What this task involves
Output each entry verbatim and exclude every picture from it.

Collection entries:

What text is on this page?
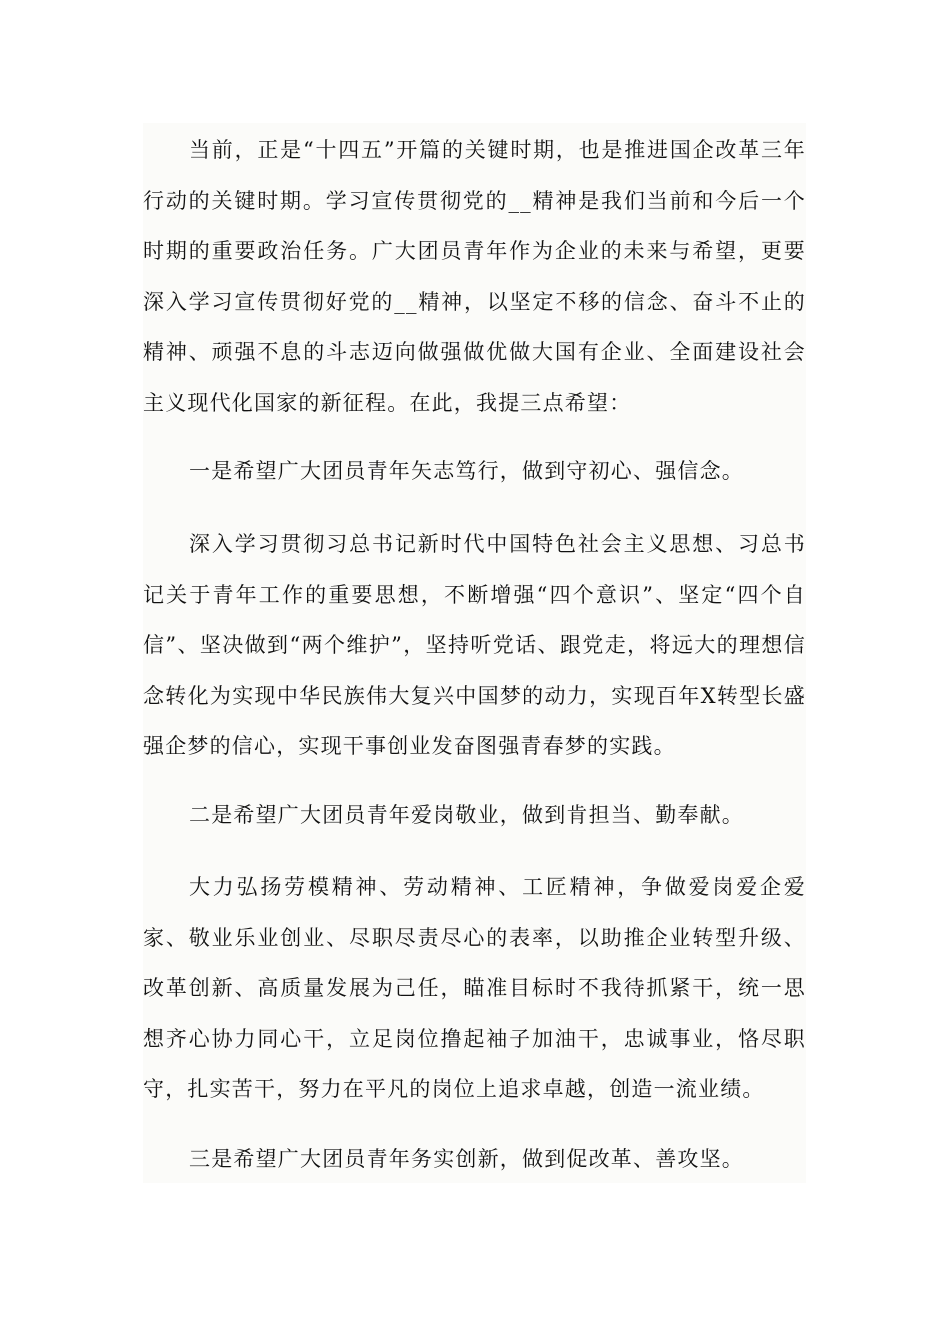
当前，正是“十四五”开篇的关键时期，也是推进国企改革三年行动的关键时期。学习宣传贯彻党的__精神是我们当前和今后一个时期的重要政治任务。广大团员青年作为企业的未来与希望，更要深入学习宣传贯彻好党的__精神，以坚定不移的信念、奋斗不止的精神、顽强不息的斗志迈向做强做优做大国有企业、全面建设社会主义现代化国家的新征程。在此，我提三点希望：

一是希望广大团员青年矢志笃行，做到守初心、强信念。

深入学习贯彻习总书记新时代中国特色社会主义思想、习总书记关于青年工作的重要思想，不断增强“四个意识”、坚定“四个自信”、坚决做到“两个维护”，坚持听党话、跟党走，将远大的理想信念转化为实现中华民族伟大复兴中国梦的动力，实现百年X转型长盛强企梦的信心，实现干事创业发奋图强青春梦的实践。

二是希望广大团员青年爱岗敬业，做到肯担当、勤奉献。

大力弘扬劳模精神、劳动精神、工匠精神，争做爱岗爱企爱家、敬业乐业创业、尽职尽责尽心的表率，以助推企业转型升级、改革创新、高质量发展为己任，瞄准目标时不我待抓紧干，统一思想齐心协力同心干，立足岗位撸起袖子加油干，忠诚事业，恪尽职守，扎实苦干，努力在平凡的岗位上追求卓越，创造一流业绩。

三是希望广大团员青年务实创新，做到促改革、善攻坚。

Answer to this task
What text is on this page?
当前，正是“十四五”开篇的关键时期，也是推进国企改革三年行动的关键时期。学习宣传贯彻党的__精神是我们当前和今后一个时期的重要政治任务。广大团员青年作为企业的未来与希望，更要深入学习宣传贯彻好党的__精神，以坚定不移的信念、奋斗不止的精神、顽强不息的斗志迈向做强做优做大国有企业、全面建设社会主义现代化国家的新征程。在此，我提三点希望：

一是希望广大团员青年矢志笃行，做到守初心、强信念。

深入学习贯彻习总书记新时代中国特色社会主义思想、习总书记关于青年工作的重要思想，不断增强“四个意识”、坚定“四个自信”、坚决做到“两个维护”，坚持听党话、跟党走，将远大的理想信念转化为实现中华民族伟大复兴中国梦的动力，实现百年X转型长盛强企梦的信心，实现干事创业发奋图强青春梦的实践。

二是希望广大团员青年爱岗敬业，做到肯担当、勤奉献。

大力弘扬劳模精神、劳动精神、工匠精神，争做爱岗爱企爱家、敬业乐业创业、尽职尽责尽心的表率，以助推企业转型升级、改革创新、高质量发展为己任，瞄准目标时不我待抓紧干，统一思想齐心协力同心干，立足岗位撸起袖子加油干，忠诚事业，恪尽职守，扎实苦干，努力在平凡的岗位上追求卓越，创造一流业绩。

三是希望广大团员青年务实创新，做到促改革、善攻坚。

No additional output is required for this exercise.